民國時期,孫殿起先生利用經營古籍之便編成《販書偶記》及《販書偶記續編》。學術界普遍認為《販書偶記》及《續編》是壹部反映清代著述的總目,其作用相當於《四庫全書總目》的補編。在《販書偶記》及《續編》中,孫先生對所經手書冊的書名、卷數、作者的姓名、籍貫、刻版的年代等都做了詳細地記錄,對於卷數和版刻有異同者、作者姓氏有待考訂者、書籍內容需要說明者,也偶有備註。近讀《販書偶記》“子部·釋家類·壹切經音義二十六卷”孫先生所作備註,對其中的壹些說法頗感疑惑。
《販書偶記》“子部·釋家類·壹切經音義二十六卷”原文如下:
《壹切經音義》二十六卷 唐釋玄應撰 舊抄本首冊之前.末冊之尾.俱鈐有文肅公四世孫文簡公孫十字朱印各壹方.名宦鄉賢之後六字朱印各壹方.此書與武進莊炘校刊本種類相同.惟卷數互異.每卷著作人名上端題唐大慈恩寺.他刊本無唐字.至於書中某字某某切.刊本切字皆作反.其余異字甚多.內中匡玄諸字闕筆.大抵康熙間影宋抄本。
在這段文字中,孫殿起先生記錄了所收《壹切經音義》的版本情況,最後認定“大抵康熙間影宋抄本”。在閱讀該條備註後,產生了兩個疑問:1.僅記“首冊之前、末冊之尾”鈐“文肅公四世孫文簡公孫”、“名宦鄉賢之後”兩方朱印。這究竟是何家之書?何人之印?2.僅憑“內中匡玄諸字闕筆”,就作出推斷“大抵康熙間影宋抄本”。抄寫時間可以憑借避諱字闕筆,而“影宋”的依據何在?帶著這兩個疑問,調查了壹些相關文獻,對這兩個問題作了初步考察,試辨析如下。
“文肅公四世孫文簡公孫”與“名宦鄉賢之後”,究竟為何人何家?
考清代謚“文肅”者有:文震孟、王安國、王念孫、沈葆禎、李殿圖、呂大器、範文程、英廉、愛新覺羅·恩桂、許景澄、陳大受、馮延福、銘安、蔣廷錫、蔣赫德、黎培敬、盧坤、盧萌溥。謚“文簡”者有:溫達、希福、金士松、章煦、陳元龍、王引之、王士禎、王士正、王念孫、吳襄、唐景崇、惲彥彬、黎培敬、魏廷珍。
在“文肅”、“文簡”這兩個謚號中同屬壹家的有王安國、王念孫、王引之三人。

· · · · · · ·

__你的任務__
1. 根據關於《販書偶記》的頁面摘錄回答:
(a) 孫殿起先生是利用什麼之便編成《販書偶記》的?
(b) 學術界認為《販書偶記》及《續編》的作用相當於什麼?
(c) 《壹切經音義》二十六卷題為何人所撰?
2. 關於《販書偶記》的頁面摘錄說,孫先生對所經手的書冊做了詳細記錄。列出他詳細記錄的所有項目。
3. 請接著關於《販書偶記》的頁面摘錄的最後一句往下寫。
下列資料出自另一來源。

__資料摘錄__
· · · · · · ·

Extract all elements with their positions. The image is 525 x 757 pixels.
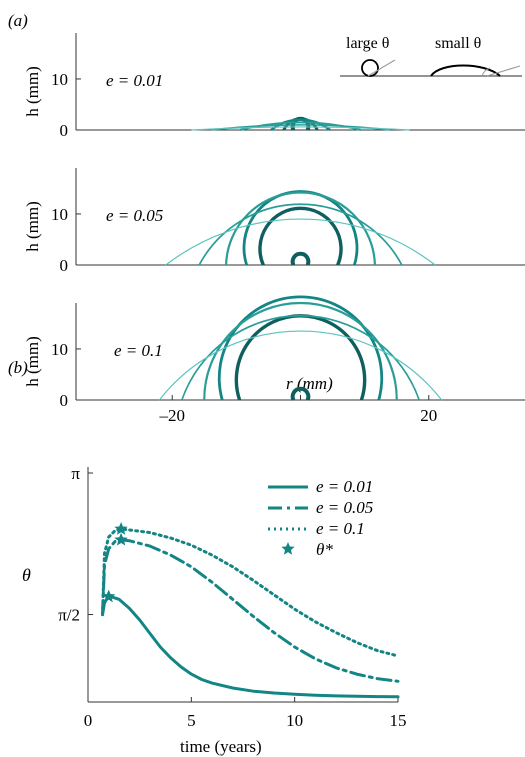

· · · · · · ·

__預期結果__
1.
(a) 經營古籍之便。
(b) 《四庫全書總目》的補編。
(c) 唐釋玄應。

2. 書名、卷數、作者的姓名、籍貫、刻版的年代。

3.
據《清史稿·列傳九十壹·王安國傳》:“(乾隆)二十二年春,卒,賜白金五百治喪,謚文肅。”《清史稿·列傳二百六十八·王念孫傳》:“已而永定河水復異漲,如六年之隘,念孫自引罪,得旨休致。道光五年,重宴鹿鳴,卒,年八十有九。”王念孫無謚號。同卷《王引之傳》:“道光十四年,卒,謚文簡。”
龔自珍所撰《工部尚書高郵王文簡公墓表銘》:“公諱引之,姓王氏,江南高郵人。祖安國,禮部尚書,謚文肅。祖妣車氏徐氏。考念孫,四品卿銜,前分守永定河兵備道。妣吳氏。公乾隆六十年舉人,嘉慶四年進士。由翰林院編修累禮部尚書,改工部尚書,卒於位。賜謚文簡。”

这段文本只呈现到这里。